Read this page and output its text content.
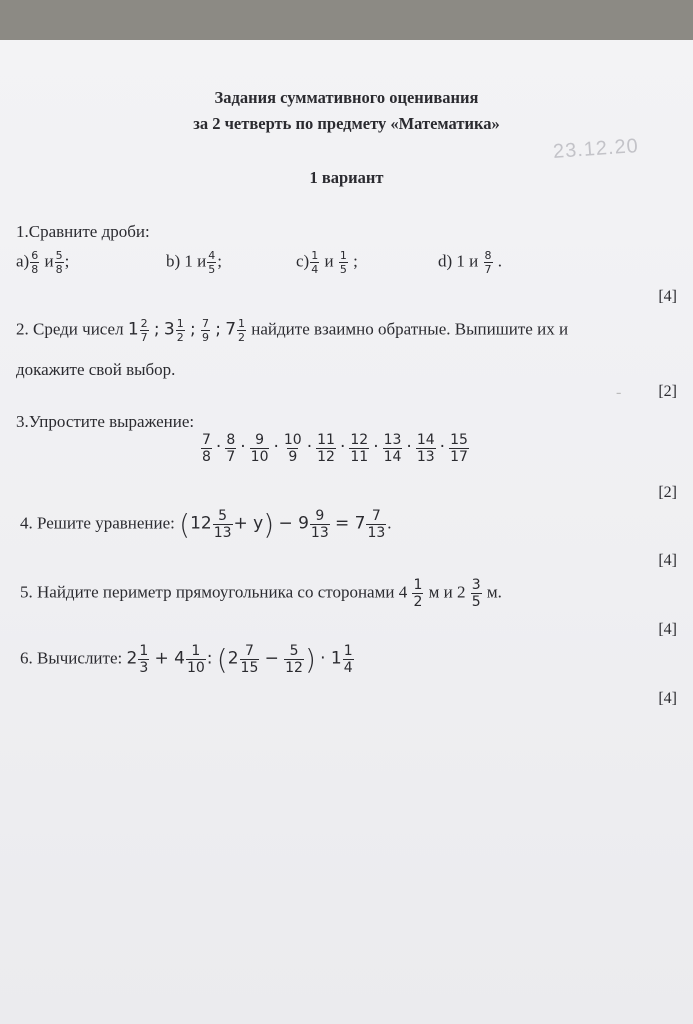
Задания суммативного оценивания
за 2 четверть по предмету «Математика»
23.12.20
1 вариант
1.Сравните дроби:
$a) \frac{6}{8}$ и $\frac{5}{8}$ ;	b) 1 и $\frac{4}{5}$ ;	$c) \frac{1}{4}$ и $\frac{1}{5}$ ;	d) 1 и $\frac{8}{7}$ .
[4]
2. Среди чисел $1 \frac{2}{7}$ ; $3 \frac{1}{2}$ ; $\frac{7}{9}$ ; $7 \frac{1}{2}$ найдите взаимно обратные. Выпишите их и
докажите свой выбор.
- [2]
3.Упростите выражение:
$\frac{7}{8} \cdot \frac{8}{7} \cdot \frac{9}{10} \cdot \frac{10}{9} \cdot \frac{11}{12} \cdot \frac{12}{11} \cdot \frac{13}{14} \cdot \frac{14}{13} \cdot \frac{15}{17}$
[2]
4. Решите уравнение: $(12 \frac{5}{13} + y) - 9 \frac{9}{13} = 7 \frac{7}{13}$ .
[4]
5. Найдите периметр прямоугольника со сторонами $4 \frac{1}{2}$ м и $2 \frac{3}{5} м$.
[4]
6. Вычислите: $2 \frac{1}{3} + 4 \frac{1}{10}$ : ($2 \frac{7}{15} - \frac{5}{12}$ ) · $1 \frac{1}{4}$
[4]
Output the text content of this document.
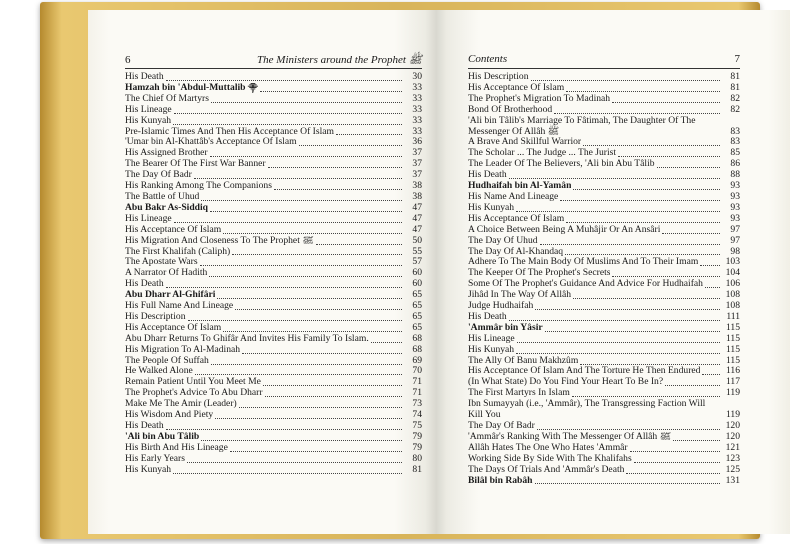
6	The Ministers around the Prophet ﷺ
His Death	30
Hamzah bin 'Abdul-Muttalib ⸎	33
The Chief Of Martyrs	33
His Lineage	33
His Kunyah	33
Pre-Islamic Times And Then His Acceptance Of Islam	33
'Umar bin Al-Khattâb's Acceptance Of Islam	36
His Assigned Brother	37
The Bearer Of The First War Banner	37
The Day Of Badr	37
His Ranking Among The Companions	38
The Battle of Uhud	38
Abu Bakr As-Siddiq	47
His Lineage	47
His Acceptance Of Islam	47
His Migration And Closeness To The Prophet ﷺ	50
The First Khalifah (Caliph)	55
The Apostate Wars	57
A Narrator Of Hadith	60
His Death	60
Abu Dharr Al-Ghifâri	65
His Full Name And Lineage	65
His Description	65
His Acceptance Of Islam	65
Abu Dharr Returns To Ghifâr And Invites His Family To Islam.	68
His Migration To Al-Madinah	68
The People Of Suffah	69
He Walked Alone	70
Remain Patient Until You Meet Me	71
The Prophet's Advice To Abu Dharr	71
Make Me The Amir (Leader)	73
His Wisdom And Piety	74
His Death	75
'Ali bin Abu Tâlib	79
His Birth And His Lineage	79
His Early Years	80
His Kunyah	81
Contents	7
His Description	81
His Acceptance Of Islam	81
The Prophet's Migration To Madinah	82
Bond Of Brotherhood	82
'Ali bin Tâlib's Marriage To Fâtimah, The Daughter Of The Messenger Of Allâh ﷺ	83
A Brave And Skillful Warrior	83
The Scholar ... The Judge ... The Jurist	85
The Leader Of The Believers, 'Ali bin Abu Tâlib	86
His Death	88
Hudhaifah bin Al-Yamân	93
His Name And Lineage	93
His Kunyah	93
His Acceptance Of Islam	93
A Choice Between Being A Muhâjir Or An Ansâri	97
The Day Of Uhud	97
The Day Of Al-Khandaq	98
Adhere To The Main Body Of Muslims And To Their Imam	103
The Keeper Of The Prophet's Secrets	104
Some Of The Prophet's Guidance And Advice For Hudhaifah	106
Jihâd In The Way Of Allâh	108
Judge Hudhaifah	108
His Death	111
'Ammâr bin Yâsir	115
His Lineage	115
His Kunyah	115
The Ally Of Banu Makhzûm	115
His Acceptance Of Islam And The Torture He Then Endured	116
(In What State) Do You Find Your Heart To Be In?	117
The First Martyrs In Islam	119
Ibn Sumayyah (i.e., 'Ammâr), The Transgressing Faction Will Kill You	119
The Day Of Badr	120
'Ammâr's Ranking With The Messenger Of Allâh ﷺ	120
Allâh Hates The One Who Hates 'Ammâr	121
Working Side By Side With The Khalifahs	123
The Days Of Trials And 'Ammâr's Death	125
Bilâl bin Rabâh	131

» PROBLEM TO SOLVE: Print every record above exactly as written, leaving out the pictures.

» TASK SOLUTION:
Read this page and output its text content.
Задания суммативного оценивания
за 2 четверть по предмету «Математика»
23.12.20
1 вариант
1.Сравните дроби:
$a) \frac{6}{8}$ и $\frac{5}{8}$ ;	b) 1 и $\frac{4}{5}$ ;	$c) \frac{1}{4}$ и $\frac{1}{5}$ ;	d) 1 и $\frac{8}{7}$ .
[4]
2. Среди чисел $1 \frac{2}{7}$ ; $3 \frac{1}{2}$ ; $\frac{7}{9}$ ; $7 \frac{1}{2}$ найдите взаимно обратные. Выпишите их и
докажите свой выбор.
- [2]
3.Упростите выражение:
$\frac{7}{8} \cdot \frac{8}{7} \cdot \frac{9}{10} \cdot \frac{10}{9} \cdot \frac{11}{12} \cdot \frac{12}{11} \cdot \frac{13}{14} \cdot \frac{14}{13} \cdot \frac{15}{17}$
[2]
4. Решите уравнение: $(12 \frac{5}{13} + y) - 9 \frac{9}{13} = 7 \frac{7}{13}$ .
[4]
5. Найдите периметр прямоугольника со сторонами $4 \frac{1}{2}$ м и $2 \frac{3}{5} м$.
[4]
6. Вычислите: $2 \frac{1}{3} + 4 \frac{1}{10}$ : ($2 \frac{7}{15} - \frac{5}{12}$ ) · $1 \frac{1}{4}$
[4]
Output the text content of this document.
6	The Ministers around the Prophet ﷺ
His Death	30
Hamzah bin 'Abdul-Muttalib ⸎	33
The Chief Of Martyrs	33
His Lineage	33
His Kunyah	33
Pre-Islamic Times And Then His Acceptance Of Islam	33
'Umar bin Al-Khattâb's Acceptance Of Islam	36
His Assigned Brother	37
The Bearer Of The First War Banner	37
The Day Of Badr	37
His Ranking Among The Companions	38
The Battle of Uhud	38
Abu Bakr As-Siddiq	47
His Lineage	47
His Acceptance Of Islam	47
His Migration And Closeness To The Prophet ﷺ	50
The First Khalifah (Caliph)	55
The Apostate Wars	57
A Narrator Of Hadith	60
His Death	60
Abu Dharr Al-Ghifâri	65
His Full Name And Lineage	65
His Description	65
His Acceptance Of Islam	65
Abu Dharr Returns To Ghifâr And Invites His Family To Islam.	68
His Migration To Al-Madinah	68
The People Of Suffah	69
He Walked Alone	70
Remain Patient Until You Meet Me	71
The Prophet's Advice To Abu Dharr	71
Make Me The Amir (Leader)	73
His Wisdom And Piety	74
His Death	75
'Ali bin Abu Tâlib	79
His Birth And His Lineage	79
His Early Years	80
His Kunyah	81
Contents	7
His Description	81
His Acceptance Of Islam	81
The Prophet's Migration To Madinah	82
Bond Of Brotherhood	82
'Ali bin Tâlib's Marriage To Fâtimah, The Daughter Of The Messenger Of Allâh ﷺ	83
A Brave And Skillful Warrior	83
The Scholar ... The Judge ... The Jurist	85
The Leader Of The Believers, 'Ali bin Abu Tâlib	86
His Death	88
Hudhaifah bin Al-Yamân	93
His Name And Lineage	93
His Kunyah	93
His Acceptance Of Islam	93
A Choice Between Being A Muhâjir Or An Ansâri	97
The Day Of Uhud	97
The Day Of Al-Khandaq	98
Adhere To The Main Body Of Muslims And To Their Imam	103
The Keeper Of The Prophet's Secrets	104
Some Of The Prophet's Guidance And Advice For Hudhaifah	106
Jihâd In The Way Of Allâh	108
Judge Hudhaifah	108
His Death	111
'Ammâr bin Yâsir	115
His Lineage	115
His Kunyah	115
The Ally Of Banu Makhzûm	115
His Acceptance Of Islam And The Torture He Then Endured	116
(In What State) Do You Find Your Heart To Be In?	117
The First Martyrs In Islam	119
Ibn Sumayyah (i.e., 'Ammâr), The Transgressing Faction Will Kill You	119
The Day Of Badr	120
'Ammâr's Ranking With The Messenger Of Allâh ﷺ	120
Allâh Hates The One Who Hates 'Ammâr	121
Working Side By Side With The Khalifahs	123
The Days Of Trials And 'Ammâr's Death	125
Bilâl bin Rabâh	131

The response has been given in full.